WORK TO DO: Identify each line below that contains the word "than", and copy it out.

+++ DATASET ENTRIES

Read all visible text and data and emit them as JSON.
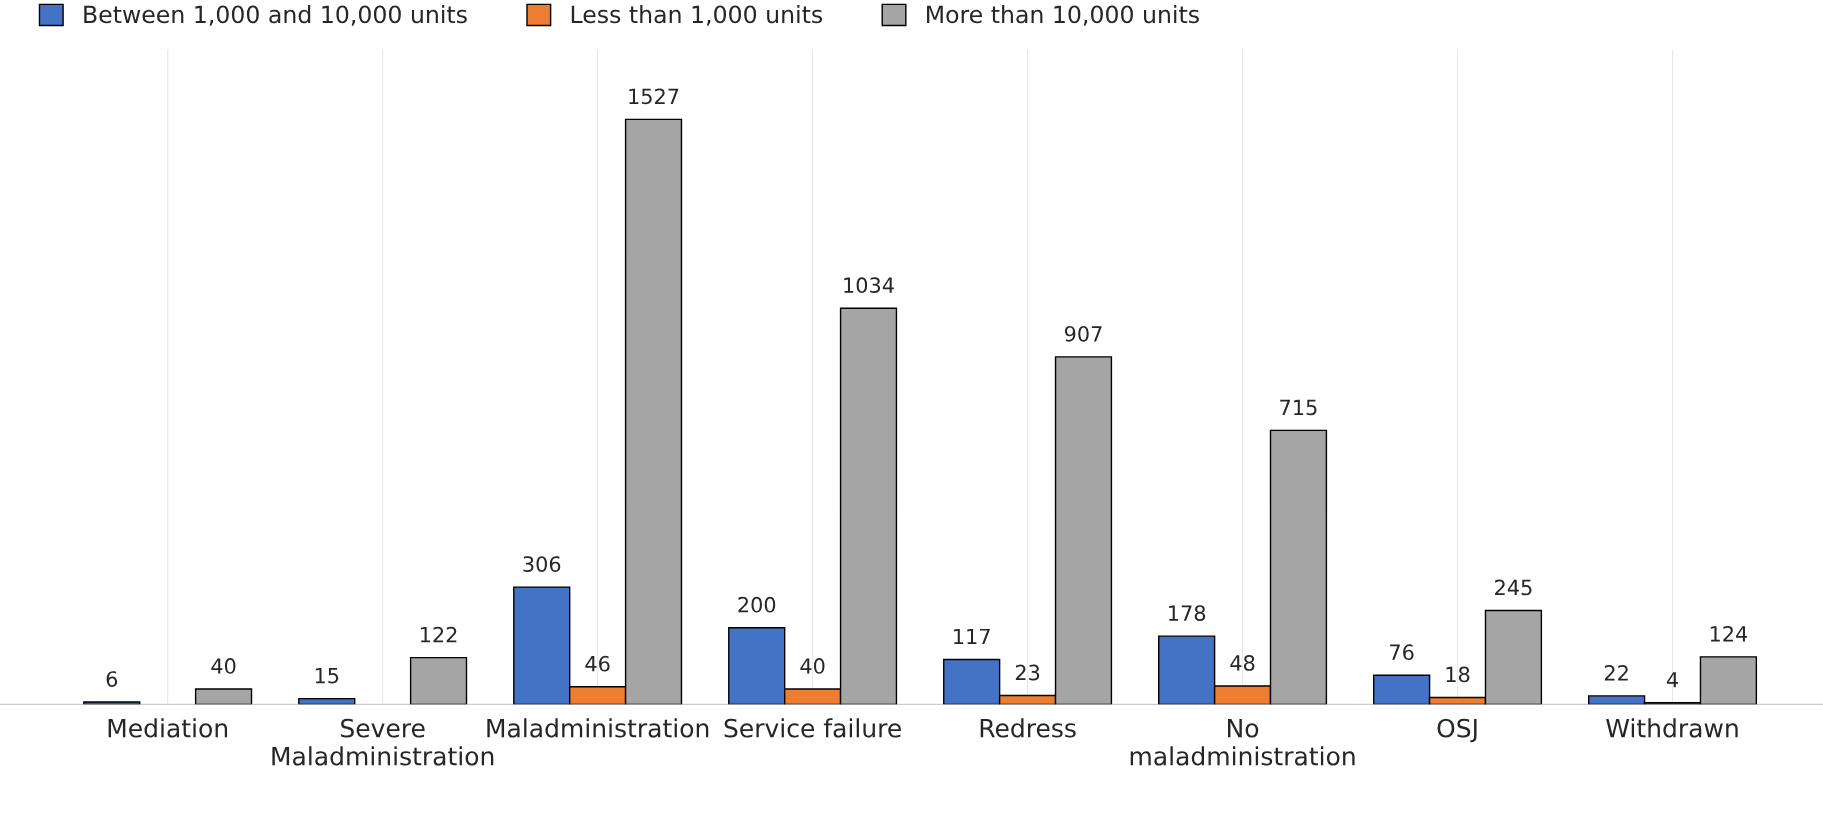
{
  "chart_data": {
    "type": "bar",
    "categories": [
      "Mediation",
      "Severe Maladministration",
      "Maladministration",
      "Service failure",
      "Redress",
      "No maladministration",
      "OSJ",
      "Withdrawn"
    ],
    "series": [
      {
        "name": "Between 1,000 and 10,000 units",
        "color": "#4472c4",
        "values": [
          6,
          15,
          306,
          200,
          117,
          178,
          76,
          22
        ]
      },
      {
        "name": "Less than 1,000 units",
        "color": "#ed7d31",
        "values": [
          null,
          null,
          46,
          40,
          23,
          48,
          18,
          4
        ]
      },
      {
        "name": "More than 10,000 units",
        "color": "#a5a5a5",
        "values": [
          40,
          122,
          1527,
          1034,
          907,
          715,
          245,
          124
        ]
      }
    ],
    "data_labels": true,
    "grid": "x",
    "legend": "top left"
  }
}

++++++

FINAL ANSWER:
        "name": "Less than 1,000 units",
        "name": "More than 10,000 units",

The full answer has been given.